■ **YOUR INSTRUCTIONS**: Images should be left out, and everything else in the listing reproduced exactly.

---+---

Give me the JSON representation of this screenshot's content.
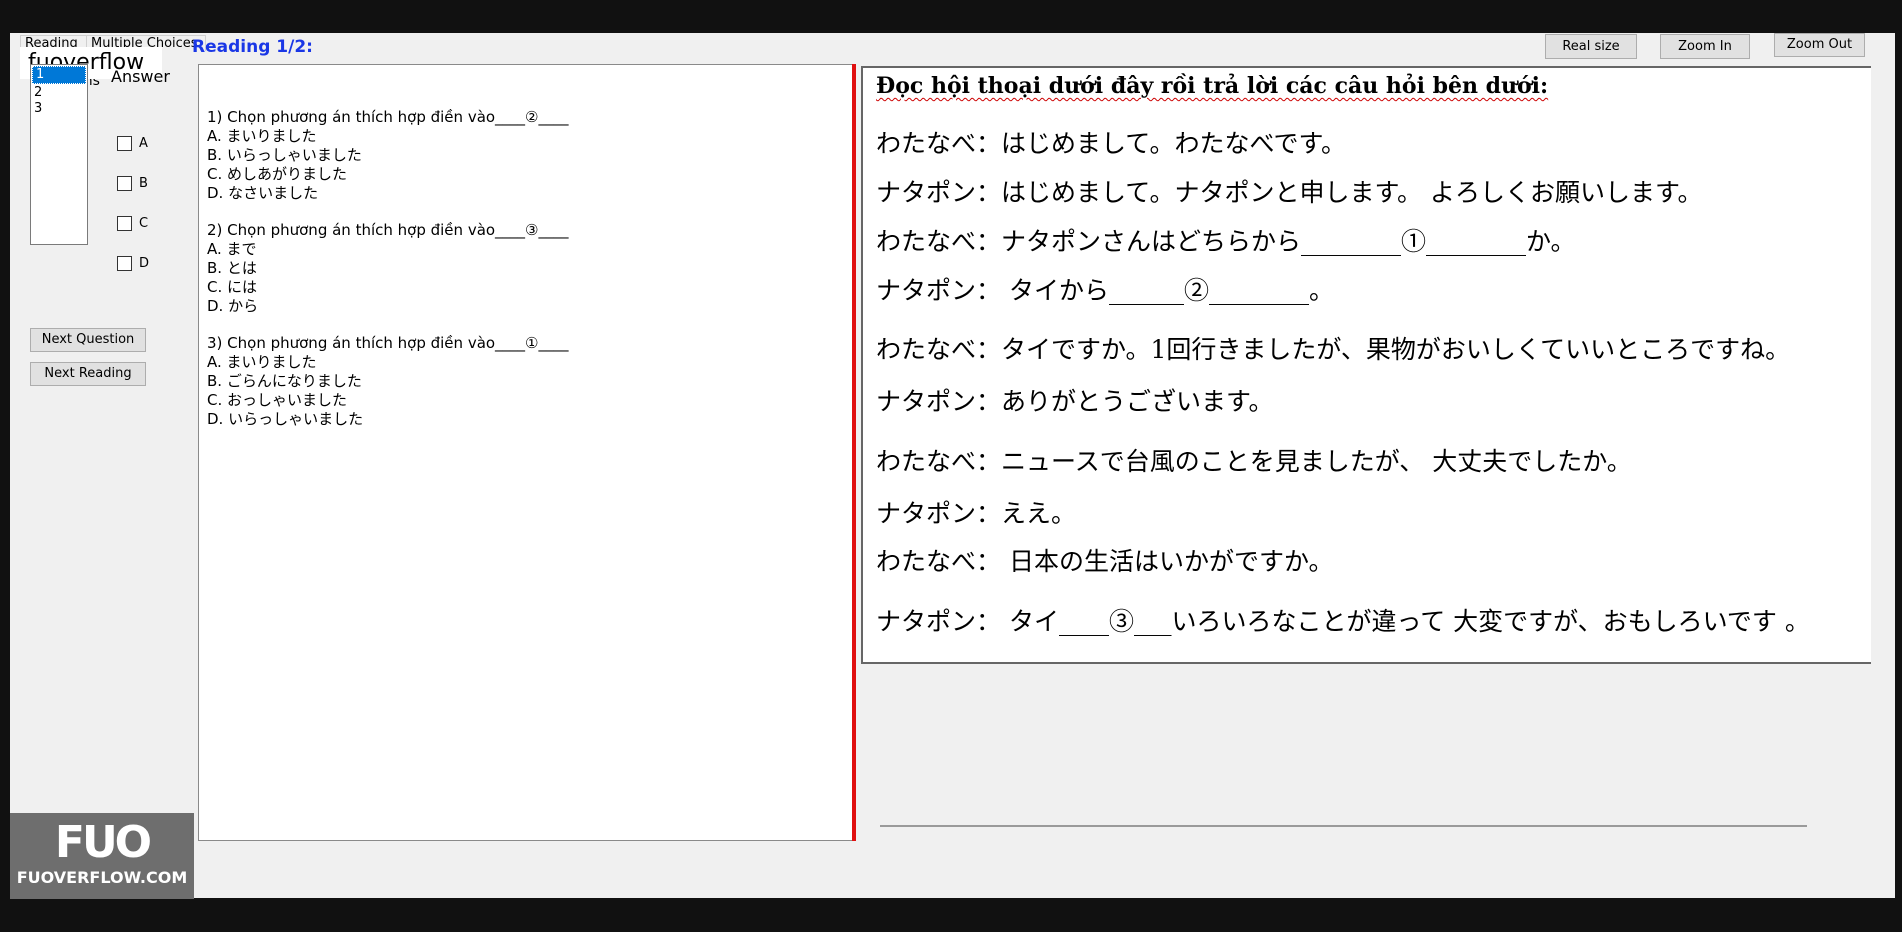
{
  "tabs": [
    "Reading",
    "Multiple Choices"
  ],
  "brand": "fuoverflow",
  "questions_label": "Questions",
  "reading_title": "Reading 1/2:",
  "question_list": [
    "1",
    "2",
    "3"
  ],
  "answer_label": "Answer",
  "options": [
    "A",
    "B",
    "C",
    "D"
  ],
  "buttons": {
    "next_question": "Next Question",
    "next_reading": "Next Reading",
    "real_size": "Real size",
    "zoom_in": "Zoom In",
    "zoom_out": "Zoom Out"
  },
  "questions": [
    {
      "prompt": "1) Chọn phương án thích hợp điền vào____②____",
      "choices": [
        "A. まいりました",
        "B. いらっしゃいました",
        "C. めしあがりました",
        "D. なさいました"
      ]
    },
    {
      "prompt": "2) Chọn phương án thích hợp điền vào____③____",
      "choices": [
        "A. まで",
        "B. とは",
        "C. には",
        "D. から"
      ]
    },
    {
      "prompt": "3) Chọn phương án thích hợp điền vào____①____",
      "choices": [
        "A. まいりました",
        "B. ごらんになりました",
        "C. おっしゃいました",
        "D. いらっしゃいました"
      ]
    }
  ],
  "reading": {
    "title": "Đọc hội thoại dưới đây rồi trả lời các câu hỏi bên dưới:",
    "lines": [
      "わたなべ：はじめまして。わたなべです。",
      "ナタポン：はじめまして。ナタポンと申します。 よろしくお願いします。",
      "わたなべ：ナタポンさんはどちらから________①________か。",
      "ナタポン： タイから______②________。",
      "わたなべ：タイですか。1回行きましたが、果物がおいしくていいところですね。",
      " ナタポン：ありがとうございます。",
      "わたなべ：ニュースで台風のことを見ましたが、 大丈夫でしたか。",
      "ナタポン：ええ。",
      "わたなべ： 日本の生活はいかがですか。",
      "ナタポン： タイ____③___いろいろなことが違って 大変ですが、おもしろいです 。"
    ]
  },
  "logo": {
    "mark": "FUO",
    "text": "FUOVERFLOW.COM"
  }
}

---+---

■ **ANSWER IN FULL**:
Give me the JSON representation of this screenshot's content.
{
  "tabs": [
    "Reading",
    "Multiple Choices"
  ],
  "brand": "fuoverflow",
  "questions_label": "Questions",
  "reading_title": "Reading 1/2:",
  "question_list": [
    "1",
    "2",
    "3"
  ],
  "answer_label": "Answer",
  "options": [
    "A",
    "B",
    "C",
    "D"
  ],
  "buttons": {
    "next_question": "Next Question",
    "next_reading": "Next Reading",
    "real_size": "Real size",
    "zoom_in": "Zoom In",
    "zoom_out": "Zoom Out"
  },
  "questions": [
    {
      "prompt": "1) Chọn phương án thích hợp điền vào____②____",
      "choices": [
        "A. まいりました",
        "B. いらっしゃいました",
        "C. めしあがりました",
        "D. なさいました"
      ]
    },
    {
      "prompt": "2) Chọn phương án thích hợp điền vào____③____",
      "choices": [
        "A. まで",
        "B. とは",
        "C. には",
        "D. から"
      ]
    },
    {
      "prompt": "3) Chọn phương án thích hợp điền vào____①____",
      "choices": [
        "A. まいりました",
        "B. ごらんになりました",
        "C. おっしゃいました",
        "D. いらっしゃいました"
      ]
    }
  ],
  "reading": {
    "title": "Đọc hội thoại dưới đây rồi trả lời các câu hỏi bên dưới:",
    "lines": [
      "わたなべ：はじめまして。わたなべです。",
      "ナタポン：はじめまして。ナタポンと申します。 よろしくお願いします。",
      "わたなべ：ナタポンさんはどちらから________①________か。",
      "ナタポン： タイから______②________。",
      "わたなべ：タイですか。1回行きましたが、果物がおいしくていいところですね。",
      " ナタポン：ありがとうございます。",
      "わたなべ：ニュースで台風のことを見ましたが、 大丈夫でしたか。",
      "ナタポン：ええ。",
      "わたなべ： 日本の生活はいかがですか。",
      "ナタポン： タイ____③___いろいろなことが違って 大変ですが、おもしろいです 。"
    ]
  },
  "logo": {
    "mark": "FUO",
    "text": "FUOVERFLOW.COM"
  }
}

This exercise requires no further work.